Start
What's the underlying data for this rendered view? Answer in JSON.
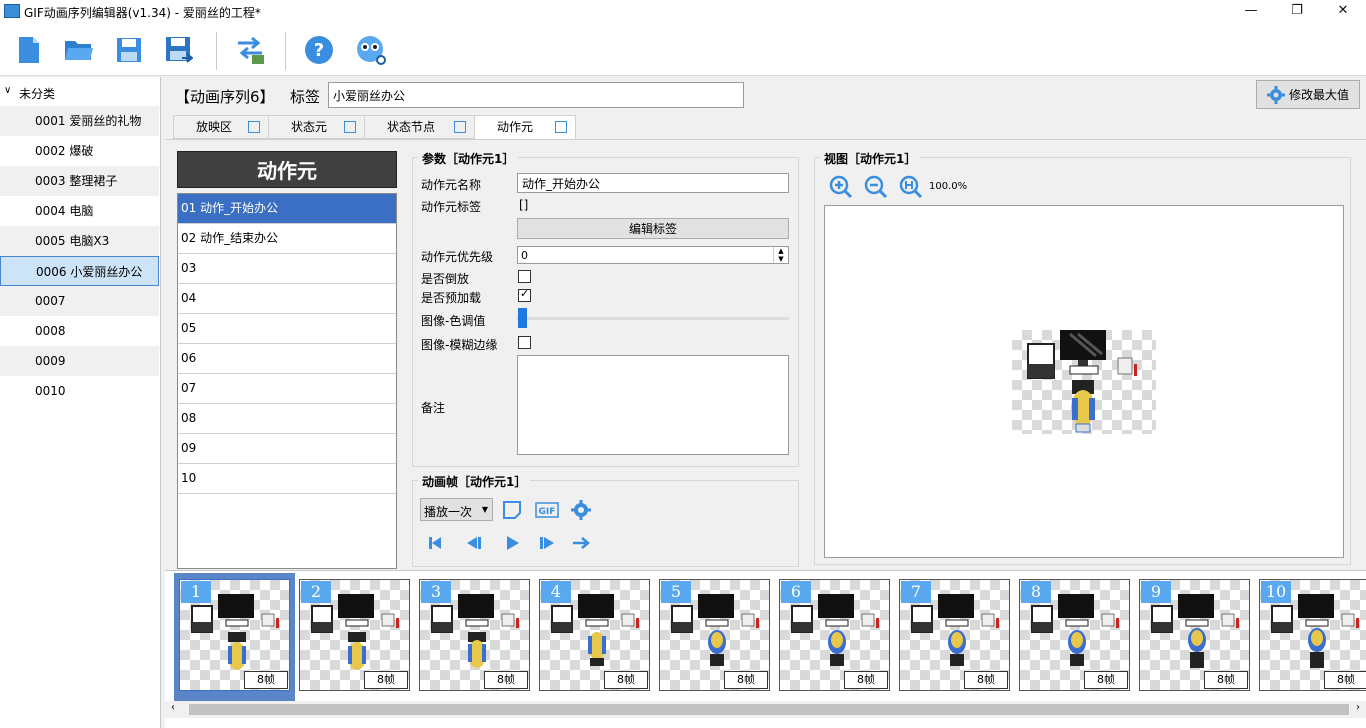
{
  "window": {
    "title": "GIF动画序列编辑器(v1.34) - 爱丽丝的工程*",
    "minimize": "—",
    "restore": "❐",
    "close": "✕"
  },
  "toolbar": {
    "icons": [
      "new-file-icon",
      "open-folder-icon",
      "save-icon",
      "save-as-icon",
      "convert-icon",
      "help-icon",
      "about-icon"
    ]
  },
  "tree": {
    "root": "未分类",
    "items": [
      {
        "label": "0001 爱丽丝的礼物"
      },
      {
        "label": "0002 爆破"
      },
      {
        "label": "0003 整理裙子"
      },
      {
        "label": "0004 电脑"
      },
      {
        "label": "0005 电脑X3"
      },
      {
        "label": "0006 小爱丽丝办公"
      },
      {
        "label": "0007"
      },
      {
        "label": "0008"
      },
      {
        "label": "0009"
      },
      {
        "label": "0010"
      }
    ],
    "selected_index": 5
  },
  "header": {
    "sequence": "【动画序列6】",
    "tag_label": "标签",
    "tag_value": "小爱丽丝办公",
    "max_button": "修改最大值"
  },
  "tabs": [
    {
      "label": "放映区"
    },
    {
      "label": "状态元"
    },
    {
      "label": "状态节点"
    },
    {
      "label": "动作元"
    }
  ],
  "active_tab": 3,
  "anim_list": {
    "header": "动作元",
    "items": [
      "01 动作_开始办公",
      "02 动作_结束办公",
      "03",
      "04",
      "05",
      "06",
      "07",
      "08",
      "09",
      "10"
    ],
    "selected_index": 0
  },
  "params": {
    "title": "参数［动作元1］",
    "name_label": "动作元名称",
    "name_value": "动作_开始办公",
    "tag_label": "动作元标签",
    "tag_value": "[]",
    "edit_tag_button": "编辑标签",
    "priority_label": "动作元优先级",
    "priority_value": "0",
    "reverse_label": "是否倒放",
    "reverse_checked": false,
    "preload_label": "是否预加载",
    "preload_checked": true,
    "hue_label": "图像-色调值",
    "hue_value": 0,
    "blur_label": "图像-模糊边缘",
    "blur_checked": false,
    "note_label": "备注",
    "note_value": ""
  },
  "anim_frames": {
    "title": "动画帧［动作元1］",
    "play_mode": "播放一次",
    "icons": [
      "new-frame-icon",
      "gif-icon",
      "settings-icon"
    ],
    "playback_icons": [
      "first-frame-icon",
      "prev-frame-icon",
      "play-icon",
      "next-frame-icon",
      "loop-icon"
    ]
  },
  "view": {
    "title": "视图［动作元1］",
    "zoom": "100.0%",
    "icons": [
      "zoom-in-icon",
      "zoom-out-icon",
      "zoom-fit-icon"
    ]
  },
  "frames": [
    {
      "num": "1",
      "dur": "8帧"
    },
    {
      "num": "2",
      "dur": "8帧"
    },
    {
      "num": "3",
      "dur": "8帧"
    },
    {
      "num": "4",
      "dur": "8帧"
    },
    {
      "num": "5",
      "dur": "8帧"
    },
    {
      "num": "6",
      "dur": "8帧"
    },
    {
      "num": "7",
      "dur": "8帧"
    },
    {
      "num": "8",
      "dur": "8帧"
    },
    {
      "num": "9",
      "dur": "8帧"
    },
    {
      "num": "10",
      "dur": "8帧"
    }
  ],
  "selected_frame": 0,
  "colors": {
    "accent": "#3b6fc4",
    "icon_blue": "#3a8ee0",
    "frame_badge": "#5aa9f0"
  }
}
End
▶ What is expected
Gather all lines of the records that include the word "view".

▶ Exercise response
What's the underlying data for this rendered view? Answer in JSON.
  "view": {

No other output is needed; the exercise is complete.